WHAT THIS TASK INVOLVES »
Work out the number of lines containing "JSON". Give that number alone.

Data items
[Begin]

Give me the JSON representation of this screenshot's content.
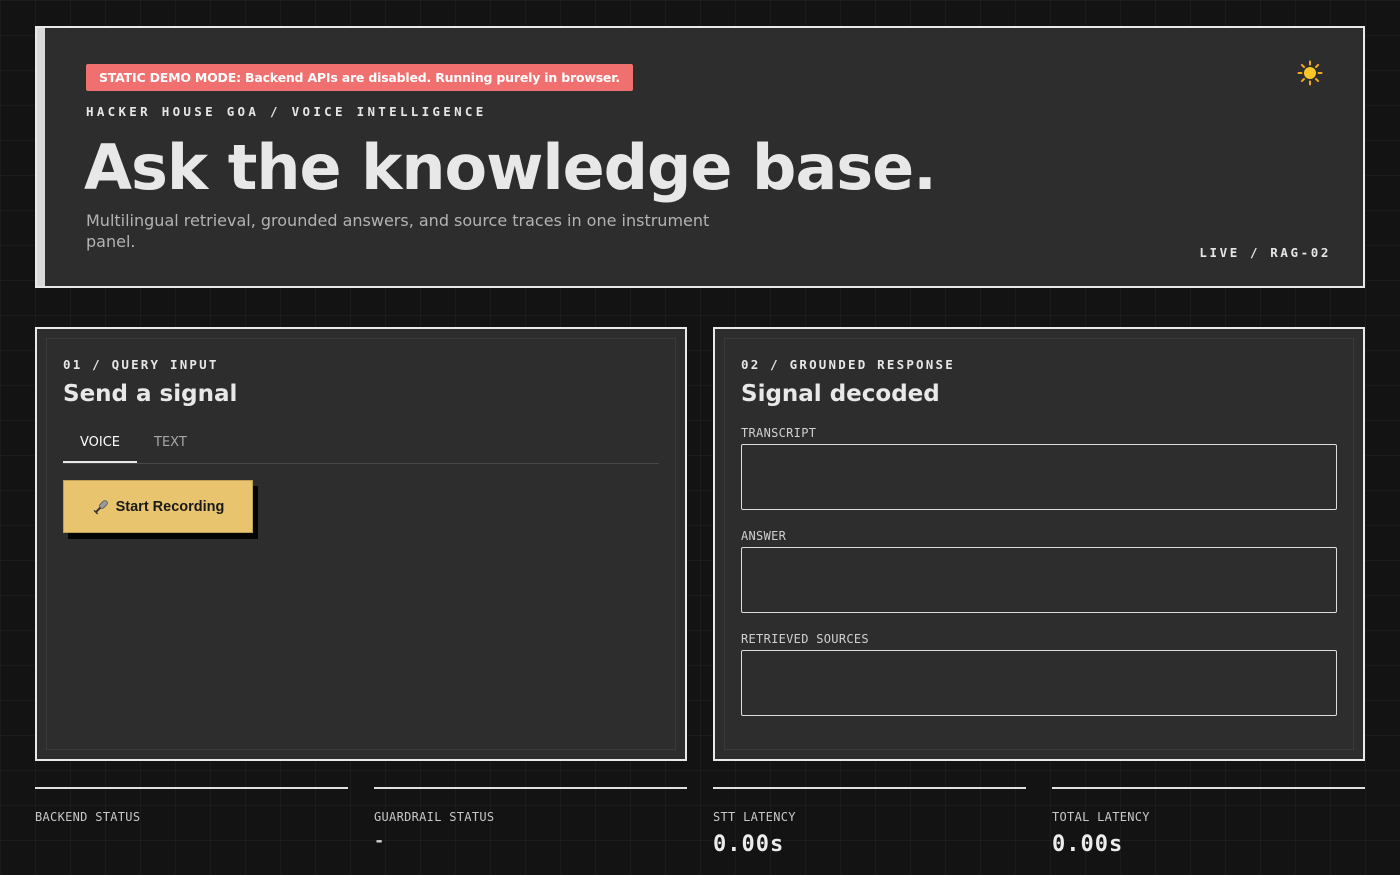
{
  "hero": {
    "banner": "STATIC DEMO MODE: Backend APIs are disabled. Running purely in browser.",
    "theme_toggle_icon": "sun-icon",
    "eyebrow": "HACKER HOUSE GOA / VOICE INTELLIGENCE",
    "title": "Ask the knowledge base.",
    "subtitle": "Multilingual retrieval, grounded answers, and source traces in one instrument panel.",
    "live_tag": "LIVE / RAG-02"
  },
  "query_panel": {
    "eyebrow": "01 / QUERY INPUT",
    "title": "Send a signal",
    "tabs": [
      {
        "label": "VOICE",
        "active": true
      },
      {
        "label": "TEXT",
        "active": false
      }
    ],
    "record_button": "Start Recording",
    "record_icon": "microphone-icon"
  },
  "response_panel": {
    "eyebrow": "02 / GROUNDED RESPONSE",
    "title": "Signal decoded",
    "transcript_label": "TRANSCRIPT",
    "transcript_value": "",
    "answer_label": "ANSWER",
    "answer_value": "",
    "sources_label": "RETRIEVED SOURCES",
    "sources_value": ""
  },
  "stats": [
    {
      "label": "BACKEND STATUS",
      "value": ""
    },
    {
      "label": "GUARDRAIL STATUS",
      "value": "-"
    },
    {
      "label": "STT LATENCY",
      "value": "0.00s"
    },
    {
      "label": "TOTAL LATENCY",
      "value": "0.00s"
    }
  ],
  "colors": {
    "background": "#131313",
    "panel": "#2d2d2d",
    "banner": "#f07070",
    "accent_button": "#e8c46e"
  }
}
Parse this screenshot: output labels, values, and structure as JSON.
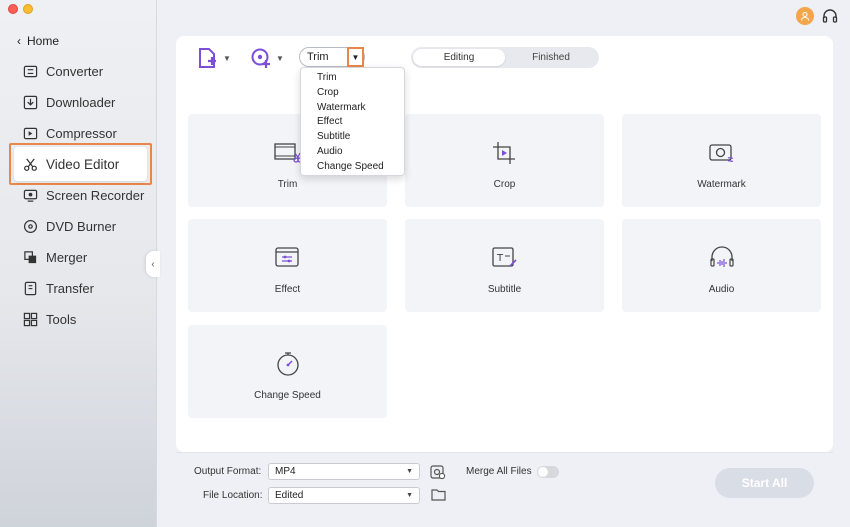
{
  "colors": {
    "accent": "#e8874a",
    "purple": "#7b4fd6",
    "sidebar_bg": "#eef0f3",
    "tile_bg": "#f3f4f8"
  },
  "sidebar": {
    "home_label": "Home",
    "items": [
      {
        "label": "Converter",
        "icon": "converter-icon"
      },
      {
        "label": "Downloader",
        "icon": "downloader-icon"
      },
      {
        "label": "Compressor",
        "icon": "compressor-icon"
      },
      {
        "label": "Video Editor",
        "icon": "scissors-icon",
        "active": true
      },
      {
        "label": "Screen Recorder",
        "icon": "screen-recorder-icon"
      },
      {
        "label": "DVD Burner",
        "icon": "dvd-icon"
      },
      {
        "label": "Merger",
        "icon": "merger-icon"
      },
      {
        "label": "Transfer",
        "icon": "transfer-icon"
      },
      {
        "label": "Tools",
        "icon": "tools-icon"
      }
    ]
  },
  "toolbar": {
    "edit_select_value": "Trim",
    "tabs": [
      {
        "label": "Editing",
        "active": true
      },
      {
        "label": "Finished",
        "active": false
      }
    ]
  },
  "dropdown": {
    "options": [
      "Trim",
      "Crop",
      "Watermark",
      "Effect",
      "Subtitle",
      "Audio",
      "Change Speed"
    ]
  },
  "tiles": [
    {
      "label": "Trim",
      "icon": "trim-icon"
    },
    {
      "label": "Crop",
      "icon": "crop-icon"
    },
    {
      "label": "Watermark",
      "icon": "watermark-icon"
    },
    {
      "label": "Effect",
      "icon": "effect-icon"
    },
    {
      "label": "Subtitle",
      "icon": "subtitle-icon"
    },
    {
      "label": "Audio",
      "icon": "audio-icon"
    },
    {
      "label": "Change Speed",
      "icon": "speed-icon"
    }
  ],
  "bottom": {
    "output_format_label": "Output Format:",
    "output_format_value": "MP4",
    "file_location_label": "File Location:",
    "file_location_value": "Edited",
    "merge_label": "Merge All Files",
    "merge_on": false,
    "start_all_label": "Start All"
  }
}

[End]
[Begin]

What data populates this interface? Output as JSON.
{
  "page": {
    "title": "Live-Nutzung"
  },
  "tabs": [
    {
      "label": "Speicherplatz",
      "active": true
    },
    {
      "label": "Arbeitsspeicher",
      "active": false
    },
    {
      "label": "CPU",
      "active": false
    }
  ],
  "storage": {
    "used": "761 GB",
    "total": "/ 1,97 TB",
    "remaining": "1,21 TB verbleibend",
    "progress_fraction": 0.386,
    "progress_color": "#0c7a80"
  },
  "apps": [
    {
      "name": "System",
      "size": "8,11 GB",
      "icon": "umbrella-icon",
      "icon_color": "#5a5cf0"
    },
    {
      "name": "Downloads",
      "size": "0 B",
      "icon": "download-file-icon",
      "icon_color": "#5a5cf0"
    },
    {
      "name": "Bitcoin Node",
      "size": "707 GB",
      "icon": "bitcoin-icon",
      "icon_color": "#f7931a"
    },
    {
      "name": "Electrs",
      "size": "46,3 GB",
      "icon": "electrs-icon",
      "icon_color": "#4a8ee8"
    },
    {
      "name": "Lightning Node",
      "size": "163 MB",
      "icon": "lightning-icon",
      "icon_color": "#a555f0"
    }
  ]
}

[End]
[Begin]

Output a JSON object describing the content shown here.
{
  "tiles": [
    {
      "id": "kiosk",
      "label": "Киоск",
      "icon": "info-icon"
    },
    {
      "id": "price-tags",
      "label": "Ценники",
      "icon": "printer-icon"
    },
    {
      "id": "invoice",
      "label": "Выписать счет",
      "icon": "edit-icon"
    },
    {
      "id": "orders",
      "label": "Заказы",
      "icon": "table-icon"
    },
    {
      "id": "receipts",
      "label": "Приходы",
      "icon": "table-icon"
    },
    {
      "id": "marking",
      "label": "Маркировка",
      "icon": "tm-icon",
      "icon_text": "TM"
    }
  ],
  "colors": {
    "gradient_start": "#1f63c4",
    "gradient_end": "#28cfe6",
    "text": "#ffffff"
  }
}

[End]

OUTPUT OF THE EXERCISE »
4